____ Exercise passage

High Throughput Meta-analysis of Antimicrobial Peptides for Characterizing Class Specific Therapeutic Candidates: An in-silico Approach

The increasing incidence of antimicrobial resistance (AMR) is becoming a serious concern worldwide and requires newer drugs. Recent evidence has shown growing interest in developing peptide-based therapeutics to tackle AMR. In the current study, we performed a meta-analysis of nearly 8.6 million predicted antimicrobial peptides (AMPs) and assessed their antibacterial, antiviral, and antifungal activity. We created high-quality, class-specific datasets and performed several analyses, including amino acid composition, motif preference, physiochemical properties, etc. We observed significant differences in the residue composition, charge, molecular weight, pI value, and instability index of peptides among 3 AMP classes. We further developed multiple machine learning models to predict peptide activity using the dataset. Our Extratree model developed using composition-based features achieved the highest AUROC of 0.98 for antibacterial peptide (ABP), 0.99 for antiviral peptide (AVP), and 0.99 for antifungal peptide (AFP) prediction when tested on an independent dataset. Subsequent filtering of peptides based on moonlighting properties (toxicity, allergenicity, cell-penetrating ability, half-life, and secondary structure) yielded a list of peptides that exhibit substantial therapeutic potential. We further selected the top 10 peptides in each category based on their half-lives, predicted their 3D structures using ColabFold, a feature built into ChimeraX1.8 software, and used HDock to perform molecular docking analysis with a pathogenic protein selected from an organism in each class. Docking studies demonstrated strong interaction between peptides and proteins, and based on free energy, we ranked the peptides. Overall, we have put forth class-specific peptides with high therapeutic potential based on rigorous meta-analysis encompassing ∼8.6 million AMPs.

________
____ Information provided

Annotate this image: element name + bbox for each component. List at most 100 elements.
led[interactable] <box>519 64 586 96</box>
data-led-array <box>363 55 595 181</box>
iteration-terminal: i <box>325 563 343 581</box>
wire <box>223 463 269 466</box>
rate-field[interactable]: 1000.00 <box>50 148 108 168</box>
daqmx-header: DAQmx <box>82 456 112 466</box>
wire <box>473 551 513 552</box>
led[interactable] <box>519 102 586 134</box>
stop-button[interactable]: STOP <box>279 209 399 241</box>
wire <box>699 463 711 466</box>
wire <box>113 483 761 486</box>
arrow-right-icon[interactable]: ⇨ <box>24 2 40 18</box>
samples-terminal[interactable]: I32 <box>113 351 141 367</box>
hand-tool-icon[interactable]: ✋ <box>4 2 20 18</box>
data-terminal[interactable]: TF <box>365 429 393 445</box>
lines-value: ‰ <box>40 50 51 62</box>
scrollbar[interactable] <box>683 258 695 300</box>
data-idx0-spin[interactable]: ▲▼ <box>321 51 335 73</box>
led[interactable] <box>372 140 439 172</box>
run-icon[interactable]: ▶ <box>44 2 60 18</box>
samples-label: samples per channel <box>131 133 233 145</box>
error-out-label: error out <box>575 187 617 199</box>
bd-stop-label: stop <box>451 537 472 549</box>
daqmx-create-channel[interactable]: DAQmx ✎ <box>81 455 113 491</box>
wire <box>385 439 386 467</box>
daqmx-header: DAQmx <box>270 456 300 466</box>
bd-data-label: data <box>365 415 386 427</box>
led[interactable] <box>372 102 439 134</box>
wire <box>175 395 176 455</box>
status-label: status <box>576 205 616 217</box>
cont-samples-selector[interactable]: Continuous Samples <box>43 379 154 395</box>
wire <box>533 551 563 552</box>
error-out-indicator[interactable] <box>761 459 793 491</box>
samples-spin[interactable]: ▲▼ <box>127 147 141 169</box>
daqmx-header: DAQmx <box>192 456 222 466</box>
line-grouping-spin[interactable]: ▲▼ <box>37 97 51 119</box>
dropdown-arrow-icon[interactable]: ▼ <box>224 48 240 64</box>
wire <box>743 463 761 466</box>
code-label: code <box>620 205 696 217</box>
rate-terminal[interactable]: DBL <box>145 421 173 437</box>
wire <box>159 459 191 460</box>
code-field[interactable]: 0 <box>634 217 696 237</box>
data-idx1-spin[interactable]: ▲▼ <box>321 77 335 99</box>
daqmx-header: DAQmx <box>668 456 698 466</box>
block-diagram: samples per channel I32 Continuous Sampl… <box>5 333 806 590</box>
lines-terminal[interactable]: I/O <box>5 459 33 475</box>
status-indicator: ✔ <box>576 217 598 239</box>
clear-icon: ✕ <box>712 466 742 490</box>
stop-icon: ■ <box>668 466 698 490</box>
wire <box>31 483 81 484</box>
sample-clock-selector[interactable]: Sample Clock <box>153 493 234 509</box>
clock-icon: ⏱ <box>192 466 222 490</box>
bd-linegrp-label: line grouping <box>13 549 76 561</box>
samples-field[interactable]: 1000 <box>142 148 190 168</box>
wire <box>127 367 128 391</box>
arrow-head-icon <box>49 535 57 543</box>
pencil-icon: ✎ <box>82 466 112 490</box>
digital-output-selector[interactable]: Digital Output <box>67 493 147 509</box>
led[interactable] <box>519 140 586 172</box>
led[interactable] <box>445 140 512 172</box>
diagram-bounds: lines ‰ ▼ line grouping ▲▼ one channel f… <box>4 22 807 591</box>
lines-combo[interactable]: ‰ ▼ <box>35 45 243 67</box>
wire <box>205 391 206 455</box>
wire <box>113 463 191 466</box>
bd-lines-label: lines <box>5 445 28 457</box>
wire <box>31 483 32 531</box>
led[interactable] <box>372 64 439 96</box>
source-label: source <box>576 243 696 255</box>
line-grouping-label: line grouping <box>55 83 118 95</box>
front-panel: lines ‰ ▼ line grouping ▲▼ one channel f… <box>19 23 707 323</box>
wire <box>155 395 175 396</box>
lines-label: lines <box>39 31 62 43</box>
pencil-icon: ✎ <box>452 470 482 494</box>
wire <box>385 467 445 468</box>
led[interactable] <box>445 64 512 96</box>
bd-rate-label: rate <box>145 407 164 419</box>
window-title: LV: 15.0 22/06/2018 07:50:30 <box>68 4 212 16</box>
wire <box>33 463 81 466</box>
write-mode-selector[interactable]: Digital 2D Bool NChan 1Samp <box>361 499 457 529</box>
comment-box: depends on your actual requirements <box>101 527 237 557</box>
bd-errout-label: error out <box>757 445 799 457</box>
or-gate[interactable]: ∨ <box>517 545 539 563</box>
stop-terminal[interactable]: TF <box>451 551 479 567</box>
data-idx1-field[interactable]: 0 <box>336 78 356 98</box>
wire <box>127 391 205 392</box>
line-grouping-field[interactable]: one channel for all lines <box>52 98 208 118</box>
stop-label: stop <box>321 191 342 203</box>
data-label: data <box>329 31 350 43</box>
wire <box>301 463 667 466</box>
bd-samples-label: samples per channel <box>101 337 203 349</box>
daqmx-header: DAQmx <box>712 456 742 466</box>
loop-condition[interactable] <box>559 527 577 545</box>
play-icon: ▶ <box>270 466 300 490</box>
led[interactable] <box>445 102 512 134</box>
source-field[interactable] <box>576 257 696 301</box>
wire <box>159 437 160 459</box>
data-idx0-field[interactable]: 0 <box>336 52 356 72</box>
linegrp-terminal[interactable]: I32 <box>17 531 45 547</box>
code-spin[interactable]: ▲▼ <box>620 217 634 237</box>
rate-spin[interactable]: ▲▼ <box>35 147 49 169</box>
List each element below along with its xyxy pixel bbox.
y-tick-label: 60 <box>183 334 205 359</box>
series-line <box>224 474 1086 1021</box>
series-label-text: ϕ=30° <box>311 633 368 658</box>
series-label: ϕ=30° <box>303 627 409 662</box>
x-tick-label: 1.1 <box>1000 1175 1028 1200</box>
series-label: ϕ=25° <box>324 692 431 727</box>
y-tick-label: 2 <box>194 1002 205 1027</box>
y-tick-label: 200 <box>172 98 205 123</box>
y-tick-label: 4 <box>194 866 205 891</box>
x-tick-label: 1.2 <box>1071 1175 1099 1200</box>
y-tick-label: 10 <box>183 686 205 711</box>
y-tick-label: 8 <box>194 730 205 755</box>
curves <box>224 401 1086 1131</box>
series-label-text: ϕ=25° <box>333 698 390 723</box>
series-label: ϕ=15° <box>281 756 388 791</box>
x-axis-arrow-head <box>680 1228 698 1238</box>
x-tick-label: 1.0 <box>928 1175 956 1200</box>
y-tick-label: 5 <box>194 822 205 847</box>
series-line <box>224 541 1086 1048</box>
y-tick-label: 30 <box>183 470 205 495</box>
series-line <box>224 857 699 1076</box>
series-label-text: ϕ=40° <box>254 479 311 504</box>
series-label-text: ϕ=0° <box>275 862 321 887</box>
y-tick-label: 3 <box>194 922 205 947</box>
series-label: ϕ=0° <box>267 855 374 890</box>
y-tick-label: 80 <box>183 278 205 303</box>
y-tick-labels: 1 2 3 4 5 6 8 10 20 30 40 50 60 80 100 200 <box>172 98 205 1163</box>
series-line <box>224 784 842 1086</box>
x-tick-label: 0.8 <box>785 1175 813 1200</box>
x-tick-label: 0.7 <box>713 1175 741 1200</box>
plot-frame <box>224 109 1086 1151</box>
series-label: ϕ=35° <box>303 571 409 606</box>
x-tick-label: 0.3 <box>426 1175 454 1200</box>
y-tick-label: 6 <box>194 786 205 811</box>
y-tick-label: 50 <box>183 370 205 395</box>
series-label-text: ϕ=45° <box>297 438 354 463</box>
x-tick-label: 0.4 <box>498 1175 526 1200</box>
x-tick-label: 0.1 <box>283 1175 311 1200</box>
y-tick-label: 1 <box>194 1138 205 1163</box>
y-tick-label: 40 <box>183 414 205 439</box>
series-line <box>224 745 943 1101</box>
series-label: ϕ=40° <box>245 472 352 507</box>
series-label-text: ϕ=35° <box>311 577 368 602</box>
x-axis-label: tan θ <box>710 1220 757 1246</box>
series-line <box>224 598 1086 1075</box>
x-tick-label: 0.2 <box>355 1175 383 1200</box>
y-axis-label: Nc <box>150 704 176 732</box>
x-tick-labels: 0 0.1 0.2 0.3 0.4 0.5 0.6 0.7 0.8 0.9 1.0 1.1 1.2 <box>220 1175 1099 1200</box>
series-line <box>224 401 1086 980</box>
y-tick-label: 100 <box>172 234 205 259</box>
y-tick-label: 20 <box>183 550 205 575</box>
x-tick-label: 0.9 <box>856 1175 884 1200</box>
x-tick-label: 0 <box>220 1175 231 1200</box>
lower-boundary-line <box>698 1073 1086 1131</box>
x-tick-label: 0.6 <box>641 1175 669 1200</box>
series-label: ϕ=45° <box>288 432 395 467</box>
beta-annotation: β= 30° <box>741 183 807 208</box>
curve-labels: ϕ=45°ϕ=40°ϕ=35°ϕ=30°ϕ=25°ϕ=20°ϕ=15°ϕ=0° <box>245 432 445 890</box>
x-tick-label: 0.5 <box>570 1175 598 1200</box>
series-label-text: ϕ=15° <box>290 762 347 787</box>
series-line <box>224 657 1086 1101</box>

________

• _The problem_
Answer these questions from the antimicrobial peptide abstract:
1. About how many predicted antimicrobial peptides did the meta-analysis cover?
2. What AUROC did the Extratree model reach for antiviral peptide prediction on the independent dataset?
3. Which tool was used for the molecular docking analysis?

• _Response box_
1. Nearly 8.6 million.
2. 0.99.
3. HDock.